* Task to complete *
Please reproduce the records verbatim, starting with the first line and going on through the line that contains "grid-major-h: [129, 227, 499, 228]", both included.

══ Input

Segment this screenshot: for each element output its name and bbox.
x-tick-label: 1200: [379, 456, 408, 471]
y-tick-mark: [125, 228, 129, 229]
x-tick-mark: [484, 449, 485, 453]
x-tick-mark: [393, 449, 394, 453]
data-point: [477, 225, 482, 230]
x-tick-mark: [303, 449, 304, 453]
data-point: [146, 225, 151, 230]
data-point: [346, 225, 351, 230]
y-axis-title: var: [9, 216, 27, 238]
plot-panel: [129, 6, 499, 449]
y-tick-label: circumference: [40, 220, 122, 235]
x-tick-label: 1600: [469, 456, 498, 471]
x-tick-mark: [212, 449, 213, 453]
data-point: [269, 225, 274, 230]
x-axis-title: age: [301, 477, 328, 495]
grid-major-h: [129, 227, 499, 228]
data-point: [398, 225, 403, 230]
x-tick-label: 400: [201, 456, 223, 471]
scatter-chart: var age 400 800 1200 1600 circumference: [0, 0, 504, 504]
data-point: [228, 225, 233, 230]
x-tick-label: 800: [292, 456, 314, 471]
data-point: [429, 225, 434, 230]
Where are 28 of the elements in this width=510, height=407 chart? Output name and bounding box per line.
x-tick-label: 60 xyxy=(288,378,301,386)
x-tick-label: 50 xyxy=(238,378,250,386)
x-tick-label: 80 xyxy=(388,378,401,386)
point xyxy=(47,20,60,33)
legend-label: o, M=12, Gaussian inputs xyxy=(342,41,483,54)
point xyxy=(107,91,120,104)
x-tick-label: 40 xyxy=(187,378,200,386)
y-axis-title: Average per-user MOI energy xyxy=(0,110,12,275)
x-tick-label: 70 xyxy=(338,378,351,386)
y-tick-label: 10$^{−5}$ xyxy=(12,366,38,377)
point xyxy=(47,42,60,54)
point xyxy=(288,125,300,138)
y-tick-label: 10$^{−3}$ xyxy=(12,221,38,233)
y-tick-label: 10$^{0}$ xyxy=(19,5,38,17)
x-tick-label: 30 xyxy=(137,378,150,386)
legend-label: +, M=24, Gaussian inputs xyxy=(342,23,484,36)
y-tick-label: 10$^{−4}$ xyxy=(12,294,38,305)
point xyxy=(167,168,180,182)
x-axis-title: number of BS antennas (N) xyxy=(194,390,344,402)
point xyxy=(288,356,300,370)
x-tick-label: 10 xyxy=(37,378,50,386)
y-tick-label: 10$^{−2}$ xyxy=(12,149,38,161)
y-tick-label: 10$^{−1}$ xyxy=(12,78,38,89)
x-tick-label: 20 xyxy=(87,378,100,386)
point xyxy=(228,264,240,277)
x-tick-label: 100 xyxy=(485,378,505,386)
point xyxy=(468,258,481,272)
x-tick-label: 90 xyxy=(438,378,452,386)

════

* Answer to this task *
Segment this screenshot: for each element output its name and bbox.
x-tick-label: 1200: [379, 456, 408, 471]
y-tick-mark: [125, 228, 129, 229]
x-tick-mark: [484, 449, 485, 453]
x-tick-mark: [393, 449, 394, 453]
data-point: [477, 225, 482, 230]
x-tick-mark: [303, 449, 304, 453]
data-point: [146, 225, 151, 230]
data-point: [346, 225, 351, 230]
y-axis-title: var: [9, 216, 27, 238]
plot-panel: [129, 6, 499, 449]
y-tick-label: circumference: [40, 220, 122, 235]
x-tick-label: 1600: [469, 456, 498, 471]
x-tick-mark: [212, 449, 213, 453]
data-point: [269, 225, 274, 230]
x-axis-title: age: [301, 477, 328, 495]
grid-major-h: [129, 227, 499, 228]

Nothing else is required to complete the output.